- [Job] Only the pictures are left out: repeat the rest of the entries exactly.
═════ Material for the task
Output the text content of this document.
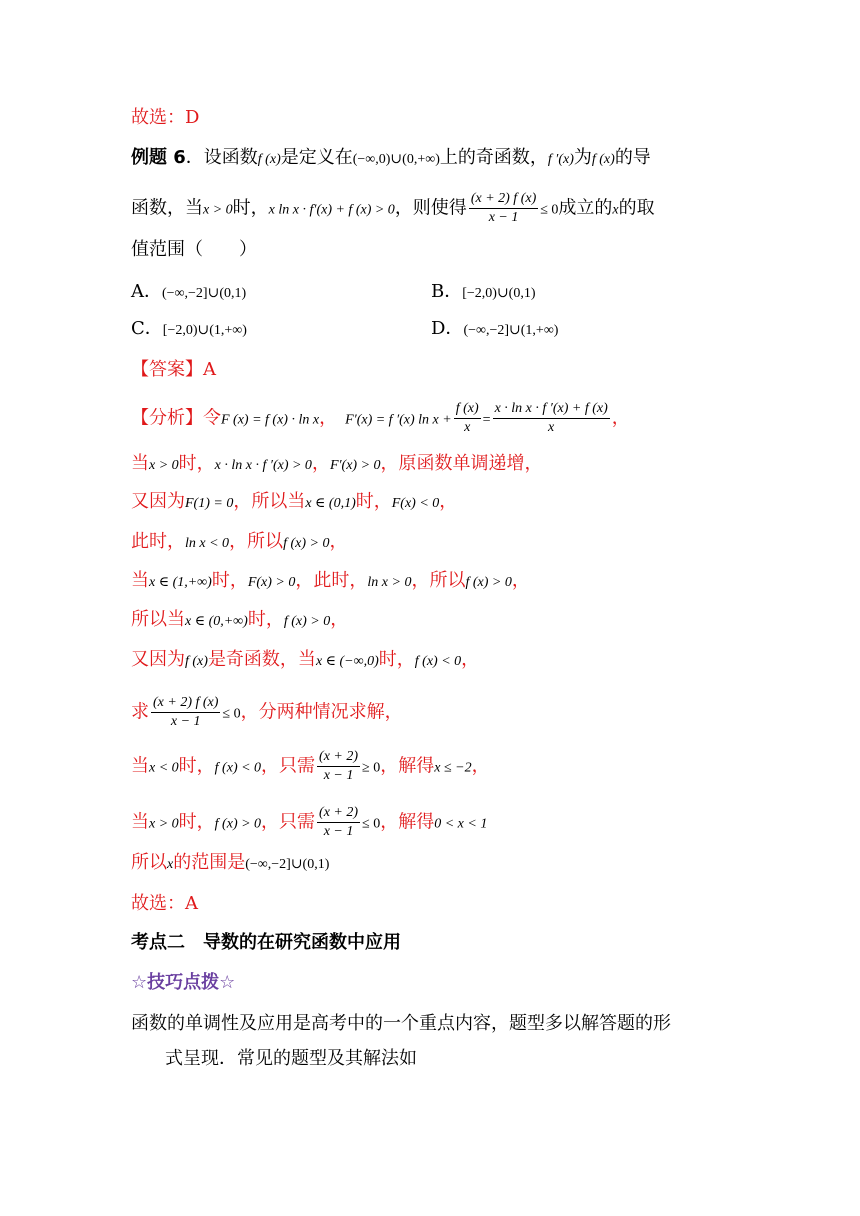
故选：D
例题 6．设函数f (x)是定义在(−∞,0)∪(0,+∞)上的奇函数，f ′(x)为f (x)的导
函数，当x > 0时，x ln x · f′(x) + f (x) > 0，则使得 $\frac{(x + 2) f (x)}{x - 1} \le 0$成立的x的取
值范围（　　）
A．(−∞,−2]∪(0,1)	B．[−2,0)∪(0,1)
C．[−2,0)∪(1,+∞)	D．(−∞,−2]∪(1,+∞)
【答案】A
【分析】令F (x) = f (x) · ln x， F′(x) = f ′(x) $\ln x + \frac{f (x)}{x} = \frac{\text{x · ln x · f ′(x) + f (x)}}{x}$ ，
当x > 0时，x · ln x · f ′(x) > 0，F′(x) > 0，原函数单调递增，
又因为F(1) = 0，所以当x ∈ (0,1)时，F(x) < 0，
此时，ln x < 0，所以f (x) > 0，
当x ∈ (1,+∞)时，F(x) > 0，此时，ln x > 0，所以f (x) > 0，
所以当x ∈ (0,+∞)时，f (x) > 0，
又因为f (x)是奇函数，当x ∈ (−∞,0)时，f (x) < 0，
求 $\frac{(x + 2) f (x)}{x - 1} \le 0$，分两种情况求解，
当x < 0时，f (x) < 0，只需 $\frac{(x + 2)}{x - 1} \ge 0$，解得x ≤ −2，
当x > 0时，f (x) > 0，只需 $\frac{(x + 2)}{x - 1} \le 0$，解得0 < x < 1
所以x的范围是(−∞,−2]∪(0,1)
故选：A
考点二　导数的在研究函数中应用
☆技巧点拨☆
函数的单调性及应用是高考中的一个重点内容，题型多以解答题的形
式呈现．常见的题型及其解法如
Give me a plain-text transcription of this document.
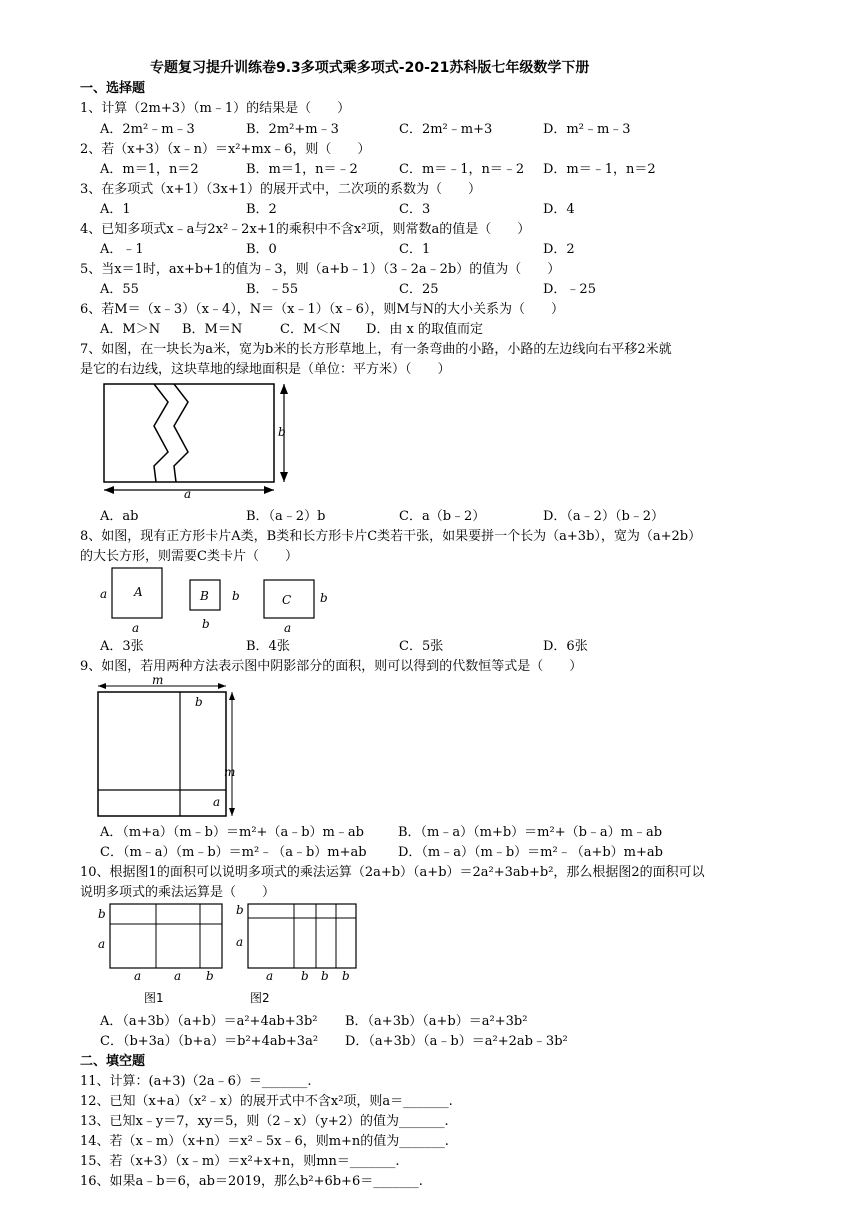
专题复习提升训练卷9.3多项式乘多项式-20-21苏科版七年级数学下册
一、选择题
1、计算（2m+3）（m﹣1）的结果是（　　）
A．2m²﹣m﹣3	B．2m²+m﹣3	C．2m²﹣m+3	D．m²﹣m﹣3
2、若（x+3）（x﹣n）＝x²+mx﹣6，则（　　）
A．m＝1，n＝2	B．m＝1，n＝﹣2	C．m＝﹣1，n＝﹣2 D．m＝﹣1，n＝2
3、在多项式（x+1）（3x+1）的展开式中，二次项的系数为（　　）
A．1	B．2	C．3	D．4
4、已知多项式x﹣a与2x²﹣2x+1的乘积中不含x²项，则常数a的值是（　　）
A．﹣1	B．0	C．1	D．2
5、当x＝1时，ax+b+1的值为﹣3，则（a+b﹣1）（3﹣2a﹣2b）的值为（　　）
A．55	B．﹣55	C．25	D．﹣25
6、若M＝（x﹣3）（x﹣4），N＝（x﹣1）（x﹣6），则M与N的大小关系为（　　）
A．M＞N B．M＝N	C．M＜N D．由 x 的取值而定
7、如图，在一块长为a米，宽为b米的长方形草地上，有一条弯曲的小路，小路的左边线向右平移2米就
是它的右边线，这块草地的绿地面积是（单位：平方米）（　　）
b
a
A．ab	B．（a﹣2）b	C．a（b﹣2）	D．（a﹣2）（b﹣2）
8、如图，现有正方形卡片A类，B类和长方形卡片C类若干张，如果要拼一个长为（a+3b），宽为（a+2b）
的大长方形，则需要C类卡片（　　）
A
a
a
B b
b
C b
a
A．3张	B．4张	C．5张	D．6张
9、如图，若用两种方法表示图中阴影部分的面积，则可以得到的代数恒等式是（　　）
m
b
m
a
A．（m+a）（m﹣b）＝m²+（a﹣b）m﹣ab	B．（m﹣a）（m+b）＝m²+（b﹣a）m﹣ab
C．（m﹣a）（m﹣b）＝m²﹣（a﹣b）m+ab D．（m﹣a）（m﹣b）＝m²﹣（a+b）m+ab
10、根据图1的面积可以说明多项式的乘法运算（2a+b）（a+b）＝2a²+3ab+b²，那么根据图2的面积可以
说明多项式的乘法运算是（　　）
b
a
a	a b
图1
b
a
a b b b
图2
A．（a+3b）（a+b）＝a²+4ab+3b² B．（a+3b）（a+b）＝a²+3b²
C．（b+3a）（b+a）＝b²+4ab+3a² D．（a+3b）（a﹣b）＝a²+2ab﹣3b²
二、填空题
11、计算：(a+3)（2a﹣6）＝_______.
12、已知（x+a）（x²﹣x）的展开式中不含x²项，则a＝_______.
13、已知x﹣y＝7，xy＝5，则（2﹣x）（y+2）的值为_______.
14、若（x﹣m）（x+n）＝x²﹣5x﹣6，则m+n的值为_______.
15、若（x+3）（x﹣m）＝x²+x+n，则mn＝_______.
16、如果a﹣b＝6，ab＝2019，那么b²+6b+6＝_______.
══════════
- [Written response]
Output the text content of this document.
故选：D
例题 6．设函数f (x)是定义在(−∞,0)∪(0,+∞)上的奇函数，f ′(x)为f (x)的导
函数，当x > 0时，x ln x · f′(x) + f (x) > 0，则使得 $\frac{(x + 2) f (x)}{x - 1} \le 0$成立的x的取
值范围（　　）
A．(−∞,−2]∪(0,1)	B．[−2,0)∪(0,1)
C．[−2,0)∪(1,+∞)	D．(−∞,−2]∪(1,+∞)
【答案】A
【分析】令F (x) = f (x) · ln x， F′(x) = f ′(x) $\ln x + \frac{f (x)}{x} = \frac{\text{x · ln x · f ′(x) + f (x)}}{x}$ ，
当x > 0时，x · ln x · f ′(x) > 0，F′(x) > 0，原函数单调递增，
又因为F(1) = 0，所以当x ∈ (0,1)时，F(x) < 0，
此时，ln x < 0，所以f (x) > 0，
当x ∈ (1,+∞)时，F(x) > 0，此时，ln x > 0，所以f (x) > 0，
所以当x ∈ (0,+∞)时，f (x) > 0，
又因为f (x)是奇函数，当x ∈ (−∞,0)时，f (x) < 0，
求 $\frac{(x + 2) f (x)}{x - 1} \le 0$，分两种情况求解，
当x < 0时，f (x) < 0，只需 $\frac{(x + 2)}{x - 1} \ge 0$，解得x ≤ −2，
当x > 0时，f (x) > 0，只需 $\frac{(x + 2)}{x - 1} \le 0$，解得0 < x < 1
所以x的范围是(−∞,−2]∪(0,1)
故选：A
考点二　导数的在研究函数中应用
☆技巧点拨☆
函数的单调性及应用是高考中的一个重点内容，题型多以解答题的形
式呈现．常见的题型及其解法如
Give me a plain-text transcription of this document.
专题复习提升训练卷9.3多项式乘多项式-20-21苏科版七年级数学下册
一、选择题
1、计算（2m+3）（m﹣1）的结果是（　　）
A．2m²﹣m﹣3	B．2m²+m﹣3	C．2m²﹣m+3	D．m²﹣m﹣3
2、若（x+3）（x﹣n）＝x²+mx﹣6，则（　　）
A．m＝1，n＝2	B．m＝1，n＝﹣2	C．m＝﹣1，n＝﹣2 D．m＝﹣1，n＝2
3、在多项式（x+1）（3x+1）的展开式中，二次项的系数为（　　）
A．1	B．2	C．3	D．4
4、已知多项式x﹣a与2x²﹣2x+1的乘积中不含x²项，则常数a的值是（　　）
A．﹣1	B．0	C．1	D．2
5、当x＝1时，ax+b+1的值为﹣3，则（a+b﹣1）（3﹣2a﹣2b）的值为（　　）
A．55	B．﹣55	C．25	D．﹣25
6、若M＝（x﹣3）（x﹣4），N＝（x﹣1）（x﹣6），则M与N的大小关系为（　　）
A．M＞N B．M＝N	C．M＜N D．由 x 的取值而定
7、如图，在一块长为a米，宽为b米的长方形草地上，有一条弯曲的小路，小路的左边线向右平移2米就
是它的右边线，这块草地的绿地面积是（单位：平方米）（　　）
b
a
A．ab	B．（a﹣2）b	C．a（b﹣2）	D．（a﹣2）（b﹣2）
8、如图，现有正方形卡片A类，B类和长方形卡片C类若干张，如果要拼一个长为（a+3b），宽为（a+2b）
的大长方形，则需要C类卡片（　　）
A
a
a
B b
b
C b
a
A．3张	B．4张	C．5张	D．6张
9、如图，若用两种方法表示图中阴影部分的面积，则可以得到的代数恒等式是（　　）
m
b
m
a
A．（m+a）（m﹣b）＝m²+（a﹣b）m﹣ab	B．（m﹣a）（m+b）＝m²+（b﹣a）m﹣ab
C．（m﹣a）（m﹣b）＝m²﹣（a﹣b）m+ab D．（m﹣a）（m﹣b）＝m²﹣（a+b）m+ab
10、根据图1的面积可以说明多项式的乘法运算（2a+b）（a+b）＝2a²+3ab+b²，那么根据图2的面积可以
说明多项式的乘法运算是（　　）
b
a
a	a b
图1
b
a
a b b b
图2
A．（a+3b）（a+b）＝a²+4ab+3b² B．（a+3b）（a+b）＝a²+3b²
C．（b+3a）（b+a）＝b²+4ab+3a² D．（a+3b）（a﹣b）＝a²+2ab﹣3b²
二、填空题
11、计算：(a+3)（2a﹣6）＝_______.
12、已知（x+a）（x²﹣x）的展开式中不含x²项，则a＝_______.
13、已知x﹣y＝7，xy＝5，则（2﹣x）（y+2）的值为_______.
14、若（x﹣m）（x+n）＝x²﹣5x﹣6，则m+n的值为_______.
15、若（x+3）（x﹣m）＝x²+x+n，则mn＝_______.
16、如果a﹣b＝6，ab＝2019，那么b²+6b+6＝_______.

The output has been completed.